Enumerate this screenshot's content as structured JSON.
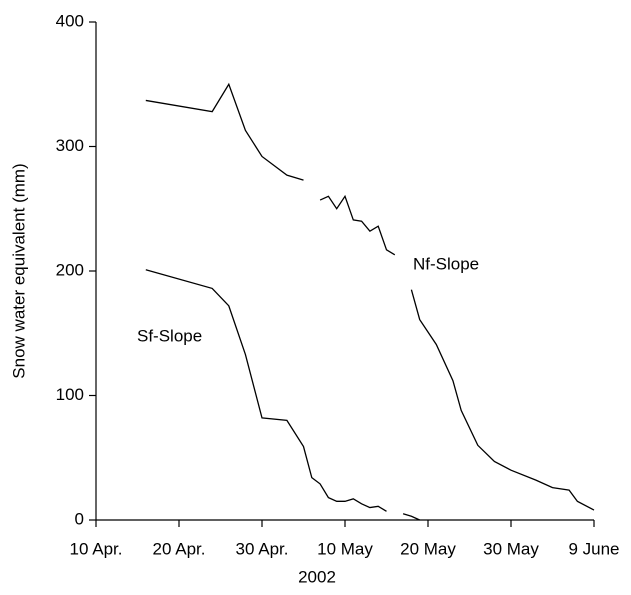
{
  "chart_data": {
    "type": "line",
    "x": [
      "2002-04-16",
      "2002-04-24",
      "2002-04-26",
      "2002-04-28",
      "2002-04-30",
      "2002-05-03",
      "2002-05-05",
      "2002-05-06",
      "2002-05-07",
      "2002-05-08",
      "2002-05-09",
      "2002-05-10",
      "2002-05-11",
      "2002-05-12",
      "2002-05-13",
      "2002-05-14",
      "2002-05-15",
      "2002-05-16",
      "2002-05-17",
      "2002-05-18",
      "2002-05-19",
      "2002-05-21",
      "2002-05-23",
      "2002-05-24",
      "2002-05-26",
      "2002-05-28",
      "2002-05-30",
      "2002-06-02",
      "2002-06-04",
      "2002-06-06",
      "2002-06-07",
      "2002-06-09"
    ],
    "series": [
      {
        "name": "Nf-Slope",
        "color": "#000000",
        "values": [
          337,
          328,
          350,
          313,
          292,
          277,
          273,
          null,
          257,
          260,
          250,
          260,
          241,
          240,
          232,
          236,
          217,
          213,
          null,
          185,
          161,
          141,
          112,
          88,
          60,
          47,
          40,
          32,
          26,
          24,
          15,
          8
        ]
      },
      {
        "name": "Sf-Slope",
        "color": "#000000",
        "values": [
          201,
          186,
          172,
          133,
          82,
          80,
          59,
          34,
          29,
          18,
          15,
          15,
          17,
          13,
          10,
          11,
          7,
          null,
          5,
          3,
          0,
          null,
          null,
          null,
          null,
          null,
          null,
          null,
          null,
          null,
          null,
          null
        ]
      }
    ],
    "xlabel": "2002",
    "ylabel": "Snow water equivalent (mm)",
    "xlim": [
      "2002-04-10",
      "2002-06-09"
    ],
    "xticks": [
      {
        "value": "2002-04-10",
        "label": "10 Apr."
      },
      {
        "value": "2002-04-20",
        "label": "20 Apr."
      },
      {
        "value": "2002-04-30",
        "label": "30 Apr."
      },
      {
        "value": "2002-05-10",
        "label": "10 May"
      },
      {
        "value": "2002-05-20",
        "label": "20 May"
      },
      {
        "value": "2002-05-30",
        "label": "30 May"
      },
      {
        "value": "2002-06-09",
        "label": "9 June"
      }
    ],
    "ylim": [
      0,
      400
    ],
    "yticks": [
      0,
      100,
      200,
      300,
      400
    ]
  }
}
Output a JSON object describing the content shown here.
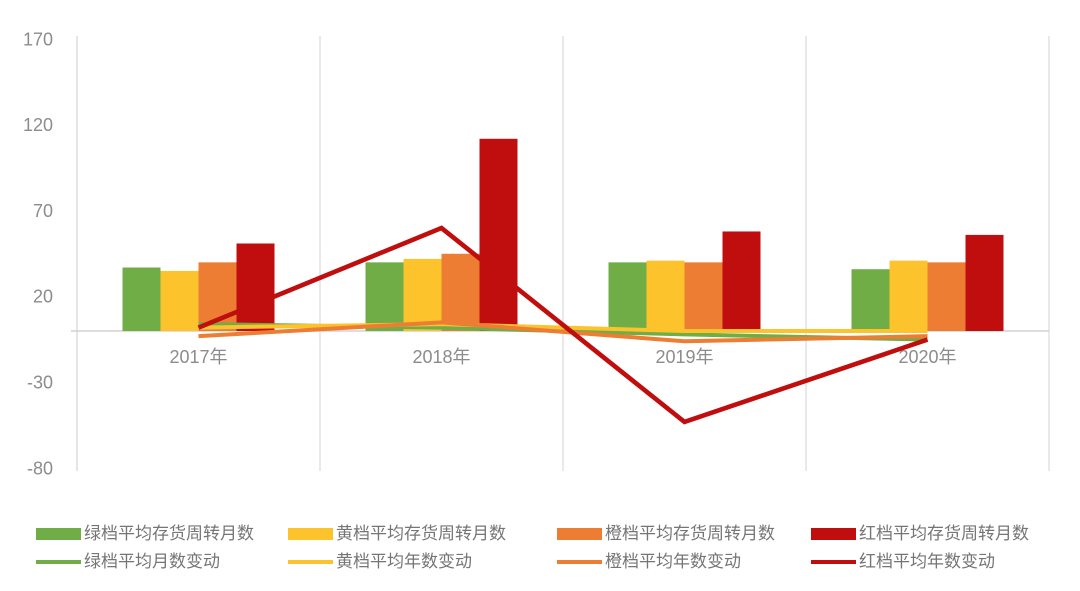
{
  "chart_data": {
    "type": "combo",
    "title": "",
    "xlabel": "",
    "ylabel": "",
    "categories": [
      "2017年",
      "2018年",
      "2019年",
      "2020年"
    ],
    "series": [
      {
        "name": "绿档平均存货周转月数",
        "type": "bar",
        "color": "#71AD47",
        "values": [
          37,
          40,
          40,
          36
        ]
      },
      {
        "name": "黄档平均存货周转月数",
        "type": "bar",
        "color": "#FCC32D",
        "values": [
          35,
          42,
          41,
          41
        ]
      },
      {
        "name": "橙档平均存货周转月数",
        "type": "bar",
        "color": "#EC7D33",
        "values": [
          40,
          45,
          40,
          40
        ]
      },
      {
        "name": "红档平均存货周转月数",
        "type": "bar",
        "color": "#C00D0D",
        "values": [
          51,
          112,
          58,
          56
        ]
      },
      {
        "name": "绿档平均月数变动",
        "type": "line",
        "color": "#71AD47",
        "values": [
          4,
          2,
          -2,
          -5
        ]
      },
      {
        "name": "黄档平均年数变动",
        "type": "line",
        "color": "#FCC32D",
        "values": [
          2,
          4,
          0,
          0
        ]
      },
      {
        "name": "橙档平均年数变动",
        "type": "line",
        "color": "#EC7D33",
        "values": [
          -3,
          5,
          -6,
          -3
        ]
      },
      {
        "name": "红档平均年数变动",
        "type": "line",
        "color": "#C00D0D",
        "values": [
          2,
          60,
          -53,
          -5
        ]
      }
    ],
    "ylim": [
      -80,
      170
    ],
    "yticks": [
      170,
      120,
      70,
      20,
      -30,
      -80
    ],
    "grid": "vertical-category-boundaries-only",
    "legend_position": "bottom-two-rows",
    "axis_line_color": "#DADADA",
    "tick_label_color": "#8C8C8C"
  }
}
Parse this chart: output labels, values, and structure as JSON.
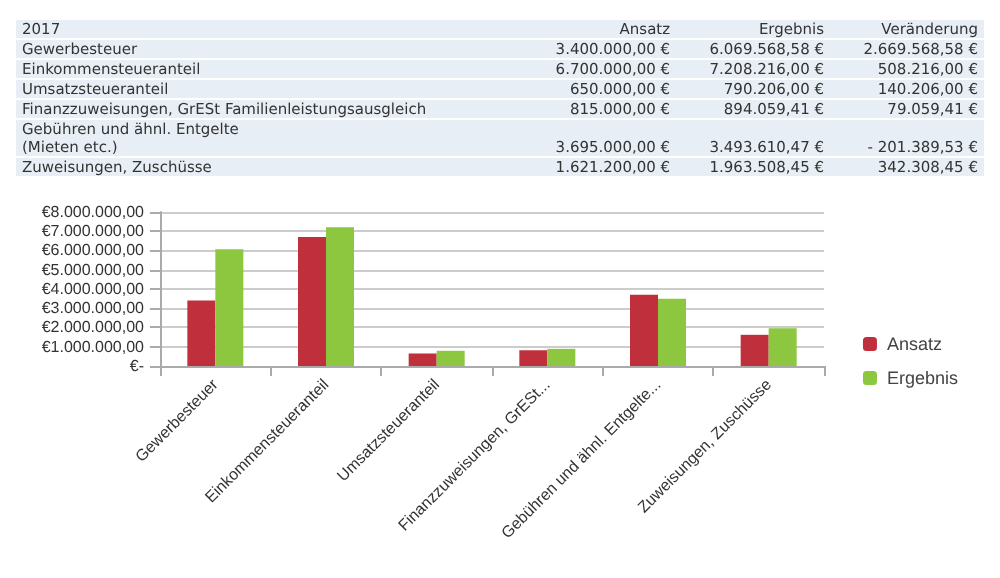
{
  "chart_data": [
    {
      "type": "other",
      "title": "2017",
      "annotations": [
        "Ansatz",
        "Ergebnis",
        "Veränderung",
        "Gewerbesteuer",
        "3.400.000,00 €",
        "6.069.568,58 €",
        "2.669.568,58 €",
        "Einkommensteueranteil",
        "6.700.000,00 €",
        "7.208.216,00 €",
        "508.216,00 €",
        "Umsatzsteueranteil",
        "650.000,00 €",
        "790.206,00 €",
        "140.206,00 €",
        "Finanzzuweisungen, GrESt Familienleistungsausgleich",
        "815.000,00 €",
        "894.059,41 €",
        "79.059,41 €",
        "Gebühren und ähnl. Entgelte\n(Mieten etc.)",
        "3.695.000,00 €",
        "3.493.610,47 €",
        "-   201.389,53 €",
        "Zuweisungen, Zuschüsse",
        "1.621.200,00 €",
        "1.963.508,45 €",
        "342.308,45 €"
      ]
    },
    {
      "type": "bar",
      "categories": [
        "Gewerbesteuer",
        "Einkommensteueranteil",
        "Umsatzsteueranteil",
        "Finanzzuweisungen, GrESt...",
        "Gebühren und ähnl. Entgelte...",
        "Zuweisungen, Zuschüsse"
      ],
      "series": [
        {
          "name": "Ansatz",
          "color": "#c0303c",
          "values": [
            3400000,
            6700000,
            650000,
            815000,
            3695000,
            1620000
          ]
        },
        {
          "name": "Ergebnis",
          "color": "#8dc63f",
          "values": [
            6070000,
            7210000,
            790000,
            890000,
            3490000,
            1960000
          ]
        }
      ],
      "ylim": [
        0,
        8000000
      ],
      "yticks": [
        {
          "value": 0,
          "label": "€-"
        },
        {
          "value": 1000000,
          "label": "€1.000.000,00"
        },
        {
          "value": 2000000,
          "label": "€2.000.000,00"
        },
        {
          "value": 3000000,
          "label": "€3.000.000,00"
        },
        {
          "value": 4000000,
          "label": "€4.000.000,00"
        },
        {
          "value": 5000000,
          "label": "€5.000.000,00"
        },
        {
          "value": 6000000,
          "label": "€6.000.000,00"
        },
        {
          "value": 7000000,
          "label": "€7.000.000,00"
        },
        {
          "value": 8000000,
          "label": "€8.000.000,00"
        }
      ],
      "grid": true,
      "legend": "right"
    }
  ]
}
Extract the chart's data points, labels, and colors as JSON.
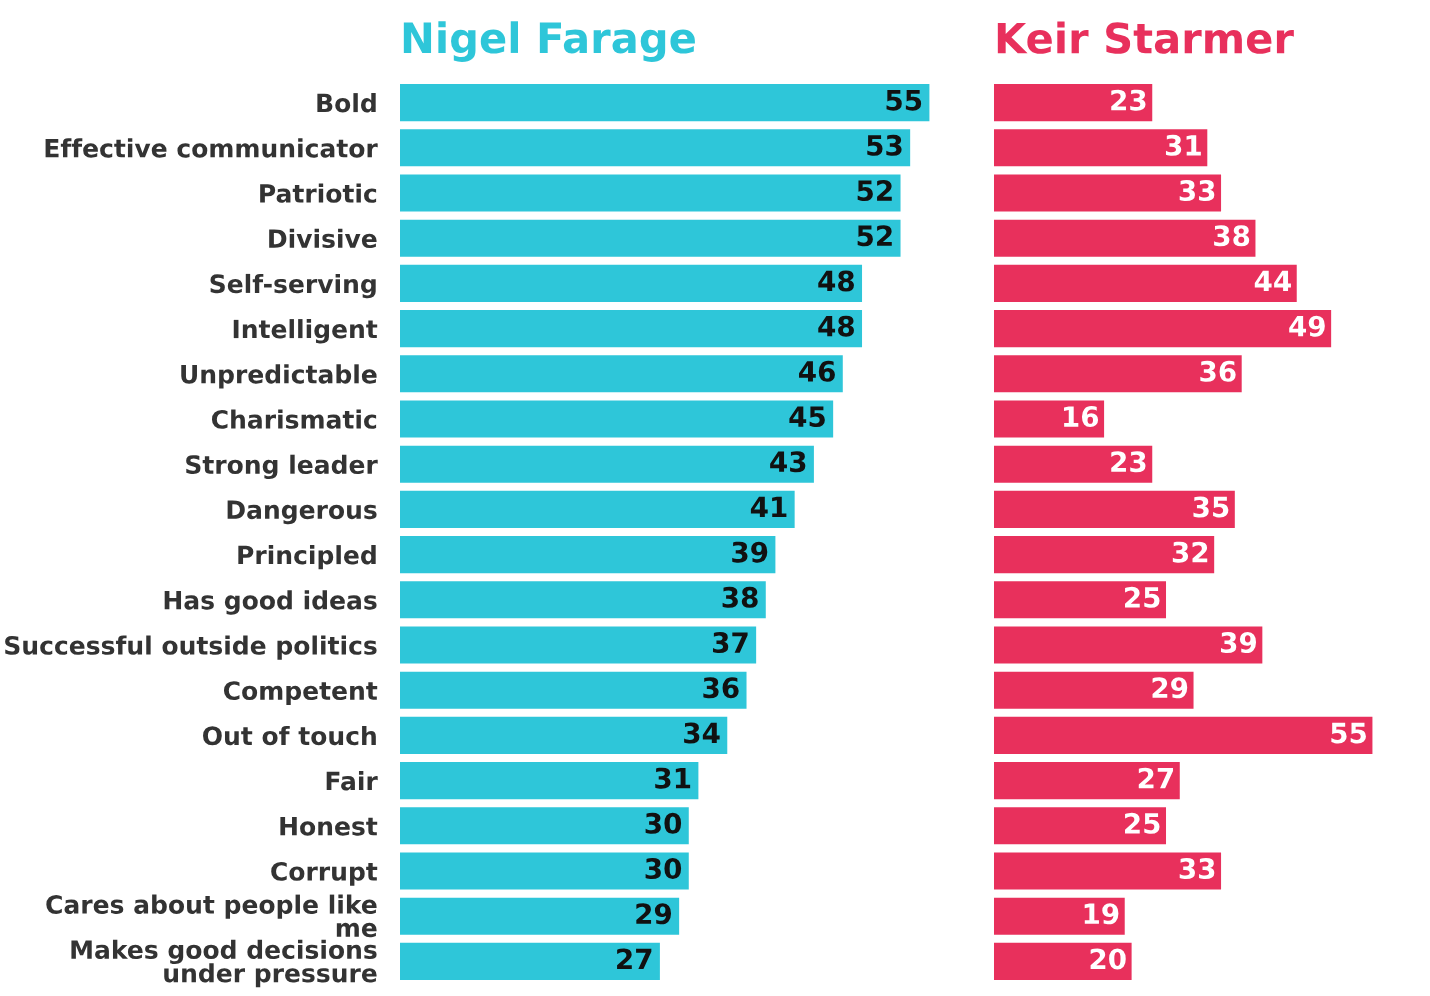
{
  "chart_data": [
    {
      "type": "bar",
      "orientation": "horizontal",
      "title": "Nigel Farage",
      "data_labels": true,
      "grid": false,
      "legend": false,
      "tick_labels": "y",
      "categories": [
        "Bold",
        "Effective communicator",
        "Patriotic",
        "Divisive",
        "Self-serving",
        "Intelligent",
        "Unpredictable",
        "Charismatic",
        "Strong leader",
        "Dangerous",
        "Principled",
        "Has good ideas",
        "Successful outside politics",
        "Competent",
        "Out of touch",
        "Fair",
        "Honest",
        "Corrupt",
        "Cares about people like me",
        "Makes good decisions under pressure"
      ],
      "series": [
        {
          "color": "#2ec6d9",
          "values": [
            55,
            53,
            52,
            52,
            48,
            48,
            46,
            45,
            43,
            41,
            39,
            38,
            37,
            36,
            34,
            31,
            30,
            30,
            29,
            27
          ]
        }
      ]
    },
    {
      "type": "bar",
      "orientation": "horizontal",
      "title": "Keir Starmer",
      "data_labels": true,
      "grid": false,
      "legend": false,
      "tick_labels": false,
      "categories": [
        null,
        null,
        null,
        null,
        null,
        null,
        null,
        null,
        null,
        null,
        null,
        null,
        null,
        null,
        null,
        null,
        null,
        null,
        null,
        null
      ],
      "series": [
        {
          "color": "#e8305c",
          "values": [
            23,
            31,
            33,
            38,
            44,
            49,
            36,
            16,
            23,
            35,
            32,
            25,
            39,
            29,
            55,
            27,
            25,
            33,
            19,
            20
          ]
        }
      ]
    }
  ]
}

SET TASK:
Show all lines in the entries above where the string "Finanzzuweisungen" appears.

SOLUTION:
        "Finanzzuweisungen, GrESt Familienleistungsausgleich",
        "Finanzzuweisungen, GrESt...",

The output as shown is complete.